● Stated exercise
Reproduce every record below exactly as it appears.

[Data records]
--------------------------------
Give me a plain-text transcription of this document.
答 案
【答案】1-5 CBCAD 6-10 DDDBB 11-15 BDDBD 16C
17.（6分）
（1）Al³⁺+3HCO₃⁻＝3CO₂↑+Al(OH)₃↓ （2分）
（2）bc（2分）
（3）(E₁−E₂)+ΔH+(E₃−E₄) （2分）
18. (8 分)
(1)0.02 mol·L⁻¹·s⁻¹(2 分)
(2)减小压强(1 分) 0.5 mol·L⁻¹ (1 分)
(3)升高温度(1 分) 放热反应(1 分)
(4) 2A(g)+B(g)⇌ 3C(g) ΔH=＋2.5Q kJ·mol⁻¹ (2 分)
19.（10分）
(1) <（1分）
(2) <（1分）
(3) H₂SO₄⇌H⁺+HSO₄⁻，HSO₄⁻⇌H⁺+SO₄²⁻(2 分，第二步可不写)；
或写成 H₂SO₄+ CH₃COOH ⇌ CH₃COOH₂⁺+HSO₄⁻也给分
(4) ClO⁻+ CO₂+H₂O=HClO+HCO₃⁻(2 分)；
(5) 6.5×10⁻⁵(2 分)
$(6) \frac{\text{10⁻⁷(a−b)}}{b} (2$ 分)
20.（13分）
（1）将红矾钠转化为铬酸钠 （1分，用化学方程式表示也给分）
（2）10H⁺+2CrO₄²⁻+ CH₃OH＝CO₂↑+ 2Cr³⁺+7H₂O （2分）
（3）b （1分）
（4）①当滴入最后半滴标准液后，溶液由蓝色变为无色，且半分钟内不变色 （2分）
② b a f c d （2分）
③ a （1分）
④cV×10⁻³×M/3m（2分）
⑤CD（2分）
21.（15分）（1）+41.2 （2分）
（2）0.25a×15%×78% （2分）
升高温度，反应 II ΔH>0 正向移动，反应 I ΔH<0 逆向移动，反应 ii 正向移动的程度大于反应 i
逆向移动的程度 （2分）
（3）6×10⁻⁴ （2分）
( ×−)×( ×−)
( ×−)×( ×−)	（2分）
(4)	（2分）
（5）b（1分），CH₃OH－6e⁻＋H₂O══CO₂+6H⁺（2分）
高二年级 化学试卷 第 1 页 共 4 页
--------------------------------
● Answer for this exercise
Give me a plain-text transcription of this document.
答 案
【答案】1-5 CBCAD 6-10 DDDBB 11-15 BDDBD 16C
17.（6分）
（1）Al³⁺+3HCO₃⁻＝3CO₂↑+Al(OH)₃↓ （2分）
（2）bc（2分）
（3）(E₁−E₂)+ΔH+(E₃−E₄) （2分）
18. (8 分)
(1)0.02 mol·L⁻¹·s⁻¹(2 分)
(2)减小压强(1 分) 0.5 mol·L⁻¹ (1 分)
(3)升高温度(1 分) 放热反应(1 分)
(4) 2A(g)+B(g)⇌ 3C(g) ΔH=＋2.5Q kJ·mol⁻¹ (2 分)
19.（10分）
(1) <（1分）
(2) <（1分）
(3) H₂SO₄⇌H⁺+HSO₄⁻，HSO₄⁻⇌H⁺+SO₄²⁻(2 分，第二步可不写)；
或写成 H₂SO₄+ CH₃COOH ⇌ CH₃COOH₂⁺+HSO₄⁻也给分
(4) ClO⁻+ CO₂+H₂O=HClO+HCO₃⁻(2 分)；
(5) 6.5×10⁻⁵(2 分)
$(6) \frac{\text{10⁻⁷(a−b)}}{b} (2$ 分)
20.（13分）
（1）将红矾钠转化为铬酸钠 （1分，用化学方程式表示也给分）
（2）10H⁺+2CrO₄²⁻+ CH₃OH＝CO₂↑+ 2Cr³⁺+7H₂O （2分）
（3）b （1分）
（4）①当滴入最后半滴标准液后，溶液由蓝色变为无色，且半分钟内不变色 （2分）
② b a f c d （2分）
③ a （1分）
④cV×10⁻³×M/3m（2分）
⑤CD（2分）
21.（15分）（1）+41.2 （2分）
（2）0.25a×15%×78% （2分）
升高温度，反应 II ΔH>0 正向移动，反应 I ΔH<0 逆向移动，反应 ii 正向移动的程度大于反应 i
逆向移动的程度 （2分）
（3）6×10⁻⁴ （2分）
( ×−)×( ×−)
( ×−)×( ×−)	（2分）
(4)	（2分）
（5）b（1分），CH₃OH－6e⁻＋H₂O══CO₂+6H⁺（2分）
高二年级 化学试卷 第 1 页 共 4 页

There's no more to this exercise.